Aim of the exercise -
Echo the rows from the line with "ground-truth-filtered-map — [24, 30, 350, 360]" up to and including the line with "note-text: Helps penalise", and nothing beyond them.

*****

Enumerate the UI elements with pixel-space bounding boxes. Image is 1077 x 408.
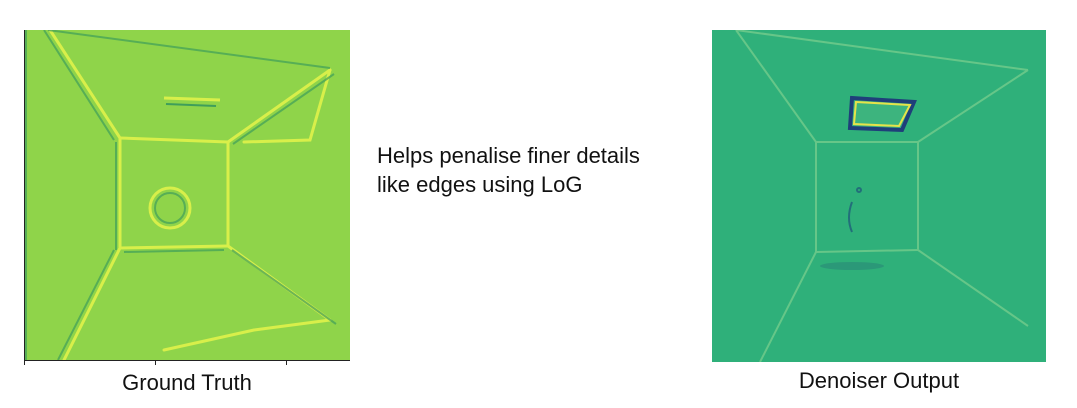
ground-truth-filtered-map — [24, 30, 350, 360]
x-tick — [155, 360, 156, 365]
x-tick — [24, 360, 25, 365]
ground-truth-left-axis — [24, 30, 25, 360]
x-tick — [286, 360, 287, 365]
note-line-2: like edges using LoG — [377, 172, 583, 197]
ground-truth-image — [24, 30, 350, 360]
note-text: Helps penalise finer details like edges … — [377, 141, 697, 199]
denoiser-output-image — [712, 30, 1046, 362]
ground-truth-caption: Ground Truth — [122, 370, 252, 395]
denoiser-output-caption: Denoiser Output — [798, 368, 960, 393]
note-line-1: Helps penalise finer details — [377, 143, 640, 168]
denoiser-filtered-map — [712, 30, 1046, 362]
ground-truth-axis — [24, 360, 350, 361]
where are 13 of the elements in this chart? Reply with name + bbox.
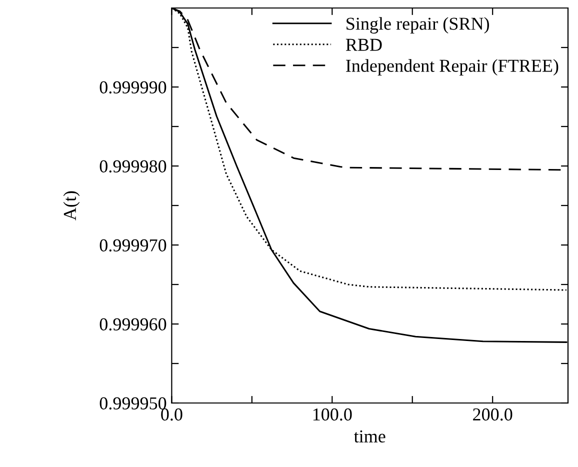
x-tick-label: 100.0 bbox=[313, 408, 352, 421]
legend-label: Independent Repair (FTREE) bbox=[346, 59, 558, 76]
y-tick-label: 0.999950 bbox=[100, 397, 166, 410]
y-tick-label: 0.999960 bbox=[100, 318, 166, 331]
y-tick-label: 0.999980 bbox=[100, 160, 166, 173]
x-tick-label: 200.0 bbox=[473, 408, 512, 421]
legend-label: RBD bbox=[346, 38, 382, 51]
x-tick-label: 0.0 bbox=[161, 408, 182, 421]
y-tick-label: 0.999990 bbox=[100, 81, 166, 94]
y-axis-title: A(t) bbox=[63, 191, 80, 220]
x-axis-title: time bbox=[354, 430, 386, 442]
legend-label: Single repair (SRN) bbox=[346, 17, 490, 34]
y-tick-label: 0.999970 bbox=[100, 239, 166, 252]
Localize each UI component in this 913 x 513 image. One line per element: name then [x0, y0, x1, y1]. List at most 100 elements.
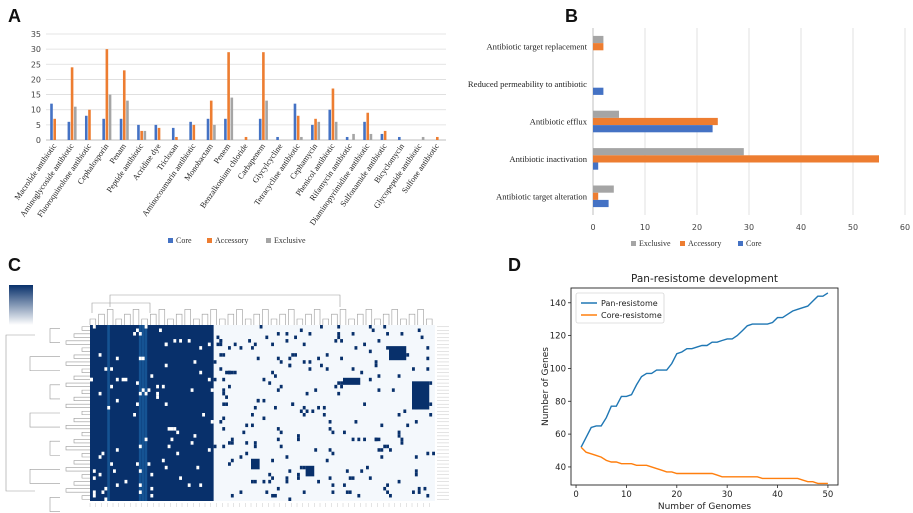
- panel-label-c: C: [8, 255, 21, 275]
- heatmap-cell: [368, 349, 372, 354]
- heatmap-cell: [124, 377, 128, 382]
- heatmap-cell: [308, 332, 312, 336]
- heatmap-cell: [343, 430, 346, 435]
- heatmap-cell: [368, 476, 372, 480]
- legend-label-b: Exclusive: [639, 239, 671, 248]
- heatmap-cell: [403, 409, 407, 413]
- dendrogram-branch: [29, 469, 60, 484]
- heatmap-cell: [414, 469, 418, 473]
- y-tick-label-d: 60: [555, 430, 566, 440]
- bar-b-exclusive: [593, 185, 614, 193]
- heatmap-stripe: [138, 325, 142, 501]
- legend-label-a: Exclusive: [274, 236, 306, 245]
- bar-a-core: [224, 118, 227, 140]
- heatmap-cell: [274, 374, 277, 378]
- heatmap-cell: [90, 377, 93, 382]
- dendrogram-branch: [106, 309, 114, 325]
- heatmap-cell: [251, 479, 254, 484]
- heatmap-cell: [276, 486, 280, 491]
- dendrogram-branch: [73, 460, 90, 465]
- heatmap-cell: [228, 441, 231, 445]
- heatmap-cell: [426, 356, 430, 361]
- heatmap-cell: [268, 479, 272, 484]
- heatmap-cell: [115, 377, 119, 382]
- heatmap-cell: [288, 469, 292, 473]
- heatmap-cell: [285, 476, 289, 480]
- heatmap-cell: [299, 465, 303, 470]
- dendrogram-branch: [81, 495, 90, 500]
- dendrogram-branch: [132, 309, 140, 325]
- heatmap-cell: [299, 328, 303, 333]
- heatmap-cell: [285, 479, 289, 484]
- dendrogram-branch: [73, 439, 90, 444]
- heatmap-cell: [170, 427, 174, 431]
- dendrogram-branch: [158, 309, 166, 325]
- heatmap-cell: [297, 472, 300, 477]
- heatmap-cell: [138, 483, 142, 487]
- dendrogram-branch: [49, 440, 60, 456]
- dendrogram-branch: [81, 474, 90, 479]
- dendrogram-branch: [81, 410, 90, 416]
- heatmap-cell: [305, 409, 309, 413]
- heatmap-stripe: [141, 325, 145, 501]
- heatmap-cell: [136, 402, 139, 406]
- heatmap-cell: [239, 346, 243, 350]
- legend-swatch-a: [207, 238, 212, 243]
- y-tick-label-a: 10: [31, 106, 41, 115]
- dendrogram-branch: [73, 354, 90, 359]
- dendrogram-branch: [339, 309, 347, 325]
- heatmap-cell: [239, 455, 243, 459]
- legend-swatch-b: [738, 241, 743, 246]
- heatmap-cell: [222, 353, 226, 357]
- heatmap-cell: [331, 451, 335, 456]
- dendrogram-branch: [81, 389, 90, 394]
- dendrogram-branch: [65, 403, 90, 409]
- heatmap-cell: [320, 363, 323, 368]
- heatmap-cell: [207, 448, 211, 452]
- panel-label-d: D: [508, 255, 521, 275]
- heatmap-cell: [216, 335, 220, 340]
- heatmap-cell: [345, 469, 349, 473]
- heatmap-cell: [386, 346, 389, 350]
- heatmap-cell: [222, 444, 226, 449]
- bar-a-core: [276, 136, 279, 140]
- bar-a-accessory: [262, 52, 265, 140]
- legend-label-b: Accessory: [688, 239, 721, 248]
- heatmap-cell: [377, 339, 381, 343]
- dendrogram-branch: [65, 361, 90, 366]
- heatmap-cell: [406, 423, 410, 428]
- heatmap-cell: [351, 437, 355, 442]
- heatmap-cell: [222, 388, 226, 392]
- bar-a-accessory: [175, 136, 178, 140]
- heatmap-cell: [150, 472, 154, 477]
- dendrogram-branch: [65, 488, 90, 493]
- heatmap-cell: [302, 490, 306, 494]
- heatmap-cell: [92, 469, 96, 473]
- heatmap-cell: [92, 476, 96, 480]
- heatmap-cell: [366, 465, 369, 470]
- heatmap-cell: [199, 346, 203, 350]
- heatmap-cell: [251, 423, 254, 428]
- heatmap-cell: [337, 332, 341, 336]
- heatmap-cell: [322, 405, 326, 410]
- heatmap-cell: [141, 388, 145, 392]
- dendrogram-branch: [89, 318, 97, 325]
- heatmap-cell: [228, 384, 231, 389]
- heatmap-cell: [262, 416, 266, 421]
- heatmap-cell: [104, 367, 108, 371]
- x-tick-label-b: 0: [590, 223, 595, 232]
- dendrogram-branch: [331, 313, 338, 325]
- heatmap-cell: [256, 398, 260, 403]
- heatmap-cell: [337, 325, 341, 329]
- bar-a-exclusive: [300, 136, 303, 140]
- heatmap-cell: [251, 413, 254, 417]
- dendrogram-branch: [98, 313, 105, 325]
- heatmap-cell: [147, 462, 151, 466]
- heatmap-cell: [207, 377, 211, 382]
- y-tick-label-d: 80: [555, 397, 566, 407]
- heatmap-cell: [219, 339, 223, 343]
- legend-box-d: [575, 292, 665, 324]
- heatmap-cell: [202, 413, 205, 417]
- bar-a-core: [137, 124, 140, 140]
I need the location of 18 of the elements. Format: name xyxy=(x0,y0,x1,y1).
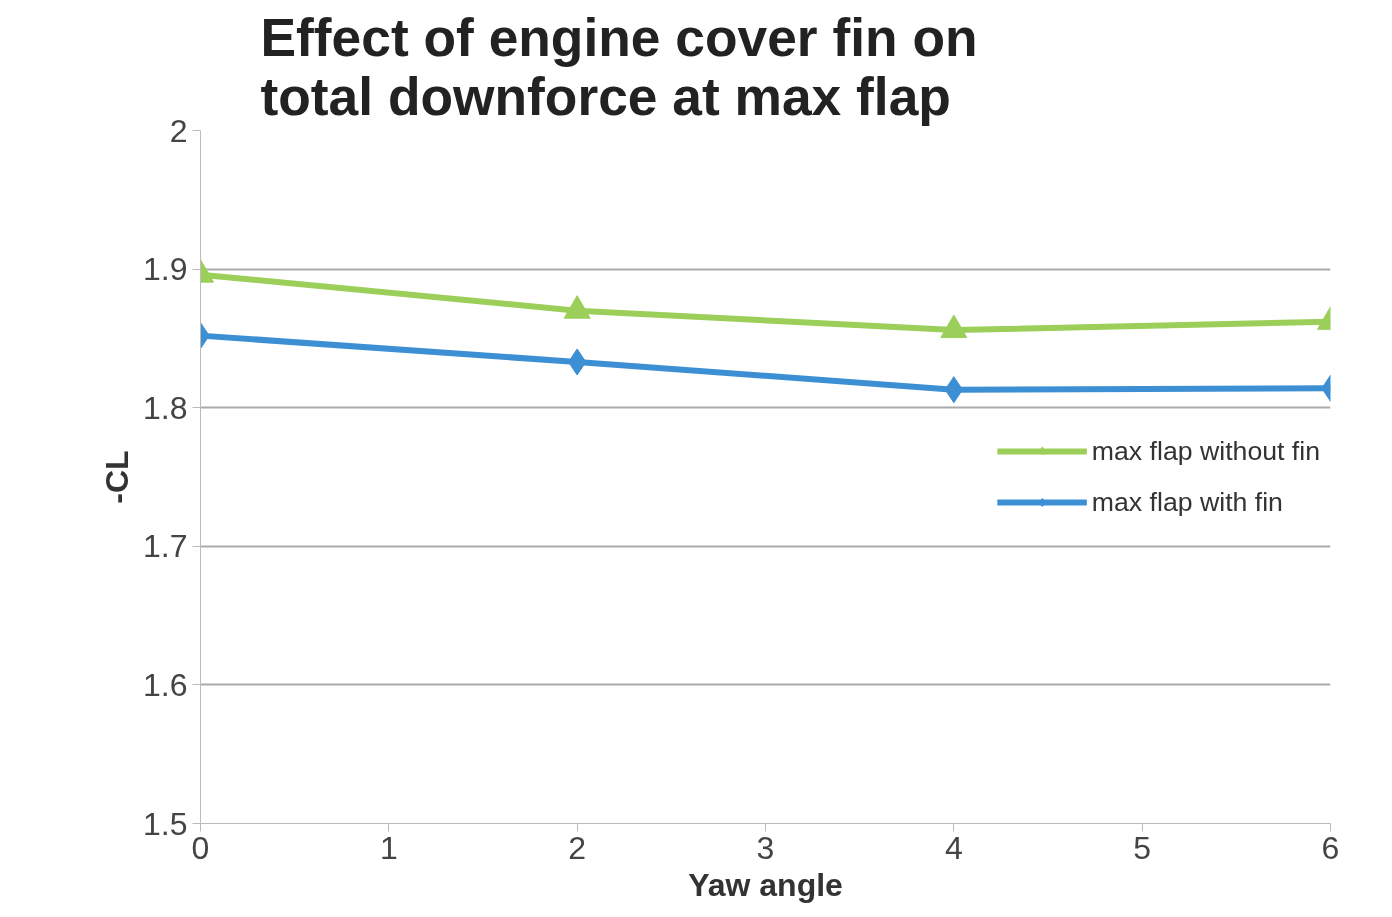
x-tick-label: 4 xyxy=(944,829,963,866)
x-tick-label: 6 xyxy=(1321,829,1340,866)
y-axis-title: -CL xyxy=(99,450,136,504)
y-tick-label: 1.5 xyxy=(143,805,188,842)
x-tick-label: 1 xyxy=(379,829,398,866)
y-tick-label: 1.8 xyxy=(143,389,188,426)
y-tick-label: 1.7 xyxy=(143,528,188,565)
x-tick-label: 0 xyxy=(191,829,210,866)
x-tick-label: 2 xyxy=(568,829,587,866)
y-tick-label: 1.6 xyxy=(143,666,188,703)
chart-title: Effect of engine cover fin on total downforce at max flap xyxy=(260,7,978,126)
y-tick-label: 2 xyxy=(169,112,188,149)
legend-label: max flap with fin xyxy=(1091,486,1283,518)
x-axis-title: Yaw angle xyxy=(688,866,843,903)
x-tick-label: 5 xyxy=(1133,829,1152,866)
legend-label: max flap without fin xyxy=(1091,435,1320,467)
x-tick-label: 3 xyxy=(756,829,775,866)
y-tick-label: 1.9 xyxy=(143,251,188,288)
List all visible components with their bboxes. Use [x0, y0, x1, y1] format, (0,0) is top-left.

*****

Final result -
ground-truth-filtered-map — [24, 30, 350, 360]
x-tick — [155, 360, 156, 365]
x-tick — [24, 360, 25, 365]
ground-truth-left-axis — [24, 30, 25, 360]
x-tick — [286, 360, 287, 365]
note-line-2: like edges using LoG — [377, 172, 583, 197]
ground-truth-image — [24, 30, 350, 360]
note-text: Helps penalise finer details like edges … — [377, 141, 697, 199]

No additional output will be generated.